** START OF DATA IN THIS EXERCISE **

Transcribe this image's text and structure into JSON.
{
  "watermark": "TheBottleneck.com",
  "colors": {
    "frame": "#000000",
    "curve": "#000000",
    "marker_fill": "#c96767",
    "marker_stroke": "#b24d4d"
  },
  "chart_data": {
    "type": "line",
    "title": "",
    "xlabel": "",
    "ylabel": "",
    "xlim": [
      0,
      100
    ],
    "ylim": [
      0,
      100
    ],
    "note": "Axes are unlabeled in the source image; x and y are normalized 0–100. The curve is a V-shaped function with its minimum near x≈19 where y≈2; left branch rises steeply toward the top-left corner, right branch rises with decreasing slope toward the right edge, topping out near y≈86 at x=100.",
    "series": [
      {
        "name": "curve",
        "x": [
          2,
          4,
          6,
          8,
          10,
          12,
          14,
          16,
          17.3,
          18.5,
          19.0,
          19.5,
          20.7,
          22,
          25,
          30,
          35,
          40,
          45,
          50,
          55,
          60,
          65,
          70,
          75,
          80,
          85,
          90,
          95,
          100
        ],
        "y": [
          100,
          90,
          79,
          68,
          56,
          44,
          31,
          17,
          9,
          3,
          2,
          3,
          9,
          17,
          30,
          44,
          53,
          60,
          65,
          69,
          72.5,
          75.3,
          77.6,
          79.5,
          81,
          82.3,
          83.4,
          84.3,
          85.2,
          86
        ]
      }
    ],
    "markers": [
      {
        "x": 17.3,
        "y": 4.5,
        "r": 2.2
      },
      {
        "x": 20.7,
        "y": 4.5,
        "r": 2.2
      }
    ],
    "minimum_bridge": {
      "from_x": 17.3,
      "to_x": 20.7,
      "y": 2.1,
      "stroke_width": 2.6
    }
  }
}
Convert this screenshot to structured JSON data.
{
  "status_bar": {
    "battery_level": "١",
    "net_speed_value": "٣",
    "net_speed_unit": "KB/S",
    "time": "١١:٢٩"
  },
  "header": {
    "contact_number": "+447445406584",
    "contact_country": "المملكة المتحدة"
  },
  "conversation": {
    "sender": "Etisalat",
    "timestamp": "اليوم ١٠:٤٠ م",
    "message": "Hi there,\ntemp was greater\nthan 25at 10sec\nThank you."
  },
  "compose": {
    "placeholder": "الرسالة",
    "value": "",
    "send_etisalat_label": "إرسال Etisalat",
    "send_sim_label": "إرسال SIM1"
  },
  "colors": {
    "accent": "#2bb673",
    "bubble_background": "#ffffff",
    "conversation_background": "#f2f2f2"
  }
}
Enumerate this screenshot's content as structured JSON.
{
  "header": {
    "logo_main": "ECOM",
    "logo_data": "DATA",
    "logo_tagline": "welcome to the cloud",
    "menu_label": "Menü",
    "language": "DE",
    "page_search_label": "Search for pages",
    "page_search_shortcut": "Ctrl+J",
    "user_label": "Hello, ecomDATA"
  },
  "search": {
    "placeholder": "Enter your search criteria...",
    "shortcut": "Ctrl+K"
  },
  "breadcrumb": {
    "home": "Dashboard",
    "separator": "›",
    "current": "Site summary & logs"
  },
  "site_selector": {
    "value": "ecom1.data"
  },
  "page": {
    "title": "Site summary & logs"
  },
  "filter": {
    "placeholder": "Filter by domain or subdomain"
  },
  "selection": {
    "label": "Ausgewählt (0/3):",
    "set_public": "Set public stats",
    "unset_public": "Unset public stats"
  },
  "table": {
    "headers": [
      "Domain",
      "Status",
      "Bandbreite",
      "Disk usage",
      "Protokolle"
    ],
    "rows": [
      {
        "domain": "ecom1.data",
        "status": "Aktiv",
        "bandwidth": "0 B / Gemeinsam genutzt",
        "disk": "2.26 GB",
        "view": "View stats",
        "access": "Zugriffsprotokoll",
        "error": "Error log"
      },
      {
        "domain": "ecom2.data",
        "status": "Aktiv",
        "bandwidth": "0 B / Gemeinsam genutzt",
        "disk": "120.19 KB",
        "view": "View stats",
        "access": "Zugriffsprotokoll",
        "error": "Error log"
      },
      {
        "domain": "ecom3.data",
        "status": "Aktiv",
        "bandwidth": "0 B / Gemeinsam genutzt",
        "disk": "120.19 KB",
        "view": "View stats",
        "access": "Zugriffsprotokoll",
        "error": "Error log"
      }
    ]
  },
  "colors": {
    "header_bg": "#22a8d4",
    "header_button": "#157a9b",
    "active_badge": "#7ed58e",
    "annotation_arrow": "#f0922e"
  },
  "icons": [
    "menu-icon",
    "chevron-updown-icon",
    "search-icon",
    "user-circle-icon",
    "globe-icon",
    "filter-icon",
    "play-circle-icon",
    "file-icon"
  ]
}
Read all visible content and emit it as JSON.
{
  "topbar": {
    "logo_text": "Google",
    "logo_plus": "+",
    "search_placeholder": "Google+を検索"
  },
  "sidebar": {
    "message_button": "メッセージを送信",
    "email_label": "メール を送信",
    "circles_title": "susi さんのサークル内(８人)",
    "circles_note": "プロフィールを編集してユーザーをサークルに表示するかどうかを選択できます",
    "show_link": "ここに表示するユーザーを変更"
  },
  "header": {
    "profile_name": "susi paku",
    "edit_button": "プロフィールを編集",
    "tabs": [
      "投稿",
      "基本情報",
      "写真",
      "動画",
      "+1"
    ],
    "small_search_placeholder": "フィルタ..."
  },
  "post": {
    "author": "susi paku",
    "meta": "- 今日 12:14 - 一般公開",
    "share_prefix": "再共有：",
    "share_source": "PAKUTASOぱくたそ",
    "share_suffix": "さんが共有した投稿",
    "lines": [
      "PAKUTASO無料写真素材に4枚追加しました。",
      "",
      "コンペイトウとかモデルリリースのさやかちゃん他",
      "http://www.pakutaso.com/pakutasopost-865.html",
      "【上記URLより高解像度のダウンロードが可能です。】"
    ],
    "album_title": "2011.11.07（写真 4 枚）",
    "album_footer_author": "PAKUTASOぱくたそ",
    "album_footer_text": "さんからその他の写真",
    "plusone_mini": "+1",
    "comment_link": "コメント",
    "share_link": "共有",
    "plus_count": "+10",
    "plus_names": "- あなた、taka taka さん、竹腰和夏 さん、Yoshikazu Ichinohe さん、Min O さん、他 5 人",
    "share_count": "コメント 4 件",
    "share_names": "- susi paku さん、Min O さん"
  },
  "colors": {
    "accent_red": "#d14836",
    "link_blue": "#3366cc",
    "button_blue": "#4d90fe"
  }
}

** END OF DATA IN THIS EXERCISE **

*EXERCISE DESCRIPTION*
Go through the records and print each one exactly.

*RESPONSE TO THE EXERCISE*
Transcribe this image's text and structure into JSON.
{
  "watermark": "TheBottleneck.com",
  "colors": {
    "frame": "#000000",
    "curve": "#000000",
    "marker_fill": "#c96767",
    "marker_stroke": "#b24d4d"
  },
  "chart_data": {
    "type": "line",
    "title": "",
    "xlabel": "",
    "ylabel": "",
    "xlim": [
      0,
      100
    ],
    "ylim": [
      0,
      100
    ],
    "note": "Axes are unlabeled in the source image; x and y are normalized 0–100. The curve is a V-shaped function with its minimum near x≈19 where y≈2; left branch rises steeply toward the top-left corner, right branch rises with decreasing slope toward the right edge, topping out near y≈86 at x=100.",
    "series": [
      {
        "name": "curve",
        "x": [
          2,
          4,
          6,
          8,
          10,
          12,
          14,
          16,
          17.3,
          18.5,
          19.0,
          19.5,
          20.7,
          22,
          25,
          30,
          35,
          40,
          45,
          50,
          55,
          60,
          65,
          70,
          75,
          80,
          85,
          90,
          95,
          100
        ],
        "y": [
          100,
          90,
          79,
          68,
          56,
          44,
          31,
          17,
          9,
          3,
          2,
          3,
          9,
          17,
          30,
          44,
          53,
          60,
          65,
          69,
          72.5,
          75.3,
          77.6,
          79.5,
          81,
          82.3,
          83.4,
          84.3,
          85.2,
          86
        ]
      }
    ],
    "markers": [
      {
        "x": 17.3,
        "y": 4.5,
        "r": 2.2
      },
      {
        "x": 20.7,
        "y": 4.5,
        "r": 2.2
      }
    ],
    "minimum_bridge": {
      "from_x": 17.3,
      "to_x": 20.7,
      "y": 2.1,
      "stroke_width": 2.6
    }
  }
}
Convert this screenshot to structured JSON data.
{
  "status_bar": {
    "battery_level": "١",
    "net_speed_value": "٣",
    "net_speed_unit": "KB/S",
    "time": "١١:٢٩"
  },
  "header": {
    "contact_number": "+447445406584",
    "contact_country": "المملكة المتحدة"
  },
  "conversation": {
    "sender": "Etisalat",
    "timestamp": "اليوم ١٠:٤٠ م",
    "message": "Hi there,\ntemp was greater\nthan 25at 10sec\nThank you."
  },
  "compose": {
    "placeholder": "الرسالة",
    "value": "",
    "send_etisalat_label": "إرسال Etisalat",
    "send_sim_label": "إرسال SIM1"
  },
  "colors": {
    "accent": "#2bb673",
    "bubble_background": "#ffffff",
    "conversation_background": "#f2f2f2"
  }
}
Enumerate this screenshot's content as structured JSON.
{
  "header": {
    "logo_main": "ECOM",
    "logo_data": "DATA",
    "logo_tagline": "welcome to the cloud",
    "menu_label": "Menü",
    "language": "DE",
    "page_search_label": "Search for pages",
    "page_search_shortcut": "Ctrl+J",
    "user_label": "Hello, ecomDATA"
  },
  "search": {
    "placeholder": "Enter your search criteria...",
    "shortcut": "Ctrl+K"
  },
  "breadcrumb": {
    "home": "Dashboard",
    "separator": "›",
    "current": "Site summary & logs"
  },
  "site_selector": {
    "value": "ecom1.data"
  },
  "page": {
    "title": "Site summary & logs"
  },
  "filter": {
    "placeholder": "Filter by domain or subdomain"
  },
  "selection": {
    "label": "Ausgewählt (0/3):",
    "set_public": "Set public stats",
    "unset_public": "Unset public stats"
  },
  "table": {
    "headers": [
      "Domain",
      "Status",
      "Bandbreite",
      "Disk usage",
      "Protokolle"
    ],
    "rows": [
      {
        "domain": "ecom1.data",
        "status": "Aktiv",
        "bandwidth": "0 B / Gemeinsam genutzt",
        "disk": "2.26 GB",
        "view": "View stats",
        "access": "Zugriffsprotokoll",
        "error": "Error log"
      },
      {
        "domain": "ecom2.data",
        "status": "Aktiv",
        "bandwidth": "0 B / Gemeinsam genutzt",
        "disk": "120.19 KB",
        "view": "View stats",
        "access": "Zugriffsprotokoll",
        "error": "Error log"
      },
      {
        "domain": "ecom3.data",
        "status": "Aktiv",
        "bandwidth": "0 B / Gemeinsam genutzt",
        "disk": "120.19 KB",
        "view": "View stats",
        "access": "Zugriffsprotokoll",
        "error": "Error log"
      }
    ]
  },
  "colors": {
    "header_bg": "#22a8d4",
    "header_button": "#157a9b",
    "active_badge": "#7ed58e",
    "annotation_arrow": "#f0922e"
  },
  "icons": [
    "menu-icon",
    "chevron-updown-icon",
    "search-icon",
    "user-circle-icon",
    "globe-icon",
    "filter-icon",
    "play-circle-icon",
    "file-icon"
  ]
}
Read all visible content and emit it as JSON.
{
  "topbar": {
    "logo_text": "Google",
    "logo_plus": "+",
    "search_placeholder": "Google+を検索"
  },
  "sidebar": {
    "message_button": "メッセージを送信",
    "email_label": "メール を送信",
    "circles_title": "susi さんのサークル内(８人)",
    "circles_note": "プロフィールを編集してユーザーをサークルに表示するかどうかを選択できます",
    "show_link": "ここに表示するユーザーを変更"
  },
  "header": {
    "profile_name": "susi paku",
    "edit_button": "プロフィールを編集",
    "tabs": [
      "投稿",
      "基本情報",
      "写真",
      "動画",
      "+1"
    ],
    "small_search_placeholder": "フィルタ..."
  },
  "post": {
    "author": "susi paku",
    "meta": "- 今日 12:14 - 一般公開",
    "share_prefix": "再共有：",
    "share_source": "PAKUTASOぱくたそ",
    "share_suffix": "さんが共有した投稿",
    "lines": [
      "PAKUTASO無料写真素材に4枚追加しました。",
      "",
      "コンペイトウとかモデルリリースのさやかちゃん他",
      "http://www.pakutaso.com/pakutasopost-865.html",
      "【上記URLより高解像度のダウンロードが可能です。】"
    ],
    "album_title": "2011.11.07（写真 4 枚）",
    "album_footer_author": "PAKUTASOぱくたそ",
    "album_footer_text": "さんからその他の写真",
    "plusone_mini": "+1",
    "comment_link": "コメント",
    "share_link": "共有",
    "plus_count": "+10",
    "plus_names": "- あなた、taka taka さん、竹腰和夏 さん、Yoshikazu Ichinohe さん、Min O さん、他 5 人",
    "share_count": "コメント 4 件",
    "share_names": "- susi paku さん、Min O さん"
  },
  "colors": {
    "accent_red": "#d14836",
    "link_blue": "#3366cc",
    "button_blue": "#4d90fe"
  }
}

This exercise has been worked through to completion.